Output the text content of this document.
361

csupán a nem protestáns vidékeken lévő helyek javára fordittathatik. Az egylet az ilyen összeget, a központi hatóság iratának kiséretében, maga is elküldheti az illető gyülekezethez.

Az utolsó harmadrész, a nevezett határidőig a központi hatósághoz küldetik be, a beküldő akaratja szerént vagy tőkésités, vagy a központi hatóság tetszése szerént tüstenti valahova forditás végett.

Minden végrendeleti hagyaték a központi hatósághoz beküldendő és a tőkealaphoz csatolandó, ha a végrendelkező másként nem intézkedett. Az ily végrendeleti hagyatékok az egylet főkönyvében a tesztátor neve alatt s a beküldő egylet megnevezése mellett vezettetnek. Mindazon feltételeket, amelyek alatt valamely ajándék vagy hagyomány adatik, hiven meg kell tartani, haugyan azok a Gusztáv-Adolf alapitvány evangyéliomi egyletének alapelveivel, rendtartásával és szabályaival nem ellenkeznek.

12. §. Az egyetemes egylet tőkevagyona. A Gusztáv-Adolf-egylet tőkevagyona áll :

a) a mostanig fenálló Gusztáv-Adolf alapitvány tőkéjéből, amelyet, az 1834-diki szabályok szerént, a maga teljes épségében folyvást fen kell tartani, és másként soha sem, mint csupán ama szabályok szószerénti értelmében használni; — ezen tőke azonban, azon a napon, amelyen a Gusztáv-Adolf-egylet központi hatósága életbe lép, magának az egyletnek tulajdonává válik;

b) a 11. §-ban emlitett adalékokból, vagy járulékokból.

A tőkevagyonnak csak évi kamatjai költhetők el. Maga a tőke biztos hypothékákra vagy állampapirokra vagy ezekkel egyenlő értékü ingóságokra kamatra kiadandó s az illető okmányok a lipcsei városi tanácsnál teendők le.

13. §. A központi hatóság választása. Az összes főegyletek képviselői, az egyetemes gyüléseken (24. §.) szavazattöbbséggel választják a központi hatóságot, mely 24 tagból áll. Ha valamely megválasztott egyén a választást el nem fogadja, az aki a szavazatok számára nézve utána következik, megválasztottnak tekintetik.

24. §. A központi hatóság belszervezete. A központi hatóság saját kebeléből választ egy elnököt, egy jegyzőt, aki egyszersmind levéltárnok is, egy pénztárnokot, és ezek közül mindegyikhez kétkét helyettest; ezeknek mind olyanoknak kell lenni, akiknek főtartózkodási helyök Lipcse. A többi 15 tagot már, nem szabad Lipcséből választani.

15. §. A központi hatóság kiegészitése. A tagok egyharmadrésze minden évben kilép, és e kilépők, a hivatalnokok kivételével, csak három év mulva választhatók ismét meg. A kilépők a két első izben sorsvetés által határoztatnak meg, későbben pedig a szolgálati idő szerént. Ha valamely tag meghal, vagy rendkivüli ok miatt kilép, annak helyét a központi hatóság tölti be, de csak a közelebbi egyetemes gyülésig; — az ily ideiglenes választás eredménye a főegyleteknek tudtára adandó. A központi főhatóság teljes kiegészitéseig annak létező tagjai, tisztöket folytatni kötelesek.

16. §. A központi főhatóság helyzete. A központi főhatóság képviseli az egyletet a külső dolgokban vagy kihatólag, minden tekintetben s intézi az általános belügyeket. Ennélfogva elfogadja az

• _Requirements_:
Write out the listing once more, matching it exactly.

• _Result_:
Output the text content of this document.
361

csupán a nem protestáns vidékeken lévő helyek javára fordittathatik. Az egylet az ilyen összeget, a központi hatóság iratának kiséretében, maga is elküldheti az illető gyülekezethez.

Az utolsó harmadrész, a nevezett határidőig a központi hatósághoz küldetik be, a beküldő akaratja szerént vagy tőkésités, vagy a központi hatóság tetszése szerént tüstenti valahova forditás végett.

Minden végrendeleti hagyaték a központi hatósághoz beküldendő és a tőkealaphoz csatolandó, ha a végrendelkező másként nem intézkedett. Az ily végrendeleti hagyatékok az egylet főkönyvében a tesztátor neve alatt s a beküldő egylet megnevezése mellett vezettetnek. Mindazon feltételeket, amelyek alatt valamely ajándék vagy hagyomány adatik, hiven meg kell tartani, haugyan azok a Gusztáv-Adolf alapitvány evangyéliomi egyletének alapelveivel, rendtartásával és szabályaival nem ellenkeznek.

12. §. Az egyetemes egylet tőkevagyona. A Gusztáv-Adolf-egylet tőkevagyona áll :

a) a mostanig fenálló Gusztáv-Adolf alapitvány tőkéjéből, amelyet, az 1834-diki szabályok szerént, a maga teljes épségében folyvást fen kell tartani, és másként soha sem, mint csupán ama szabályok szószerénti értelmében használni; — ezen tőke azonban, azon a napon, amelyen a Gusztáv-Adolf-egylet központi hatósága életbe lép, magának az egyletnek tulajdonává válik;

b) a 11. §-ban emlitett adalékokból, vagy járulékokból.

A tőkevagyonnak csak évi kamatjai költhetők el. Maga a tőke biztos hypothékákra vagy állampapirokra vagy ezekkel egyenlő értékü ingóságokra kamatra kiadandó s az illető okmányok a lipcsei városi tanácsnál teendők le.

13. §. A központi hatóság választása. Az összes főegyletek képviselői, az egyetemes gyüléseken (24. §.) szavazattöbbséggel választják a központi hatóságot, mely 24 tagból áll. Ha valamely megválasztott egyén a választást el nem fogadja, az aki a szavazatok számára nézve utána következik, megválasztottnak tekintetik.

24. §. A központi hatóság belszervezete. A központi hatóság saját kebeléből választ egy elnököt, egy jegyzőt, aki egyszersmind levéltárnok is, egy pénztárnokot, és ezek közül mindegyikhez kétkét helyettest; ezeknek mind olyanoknak kell lenni, akiknek főtartózkodási helyök Lipcse. A többi 15 tagot már, nem szabad Lipcséből választani.

15. §. A központi hatóság kiegészitése. A tagok egyharmadrésze minden évben kilép, és e kilépők, a hivatalnokok kivételével, csak három év mulva választhatók ismét meg. A kilépők a két első izben sorsvetés által határoztatnak meg, későbben pedig a szolgálati idő szerént. Ha valamely tag meghal, vagy rendkivüli ok miatt kilép, annak helyét a központi hatóság tölti be, de csak a közelebbi egyetemes gyülésig; — az ily ideiglenes választás eredménye a főegyleteknek tudtára adandó. A központi főhatóság teljes kiegészitéseig annak létező tagjai, tisztöket folytatni kötelesek.

16. §. A központi főhatóság helyzete. A központi főhatóság képviseli az egyletet a külső dolgokban vagy kihatólag, minden tekintetben s intézi az általános belügyeket. Ennélfogva elfogadja az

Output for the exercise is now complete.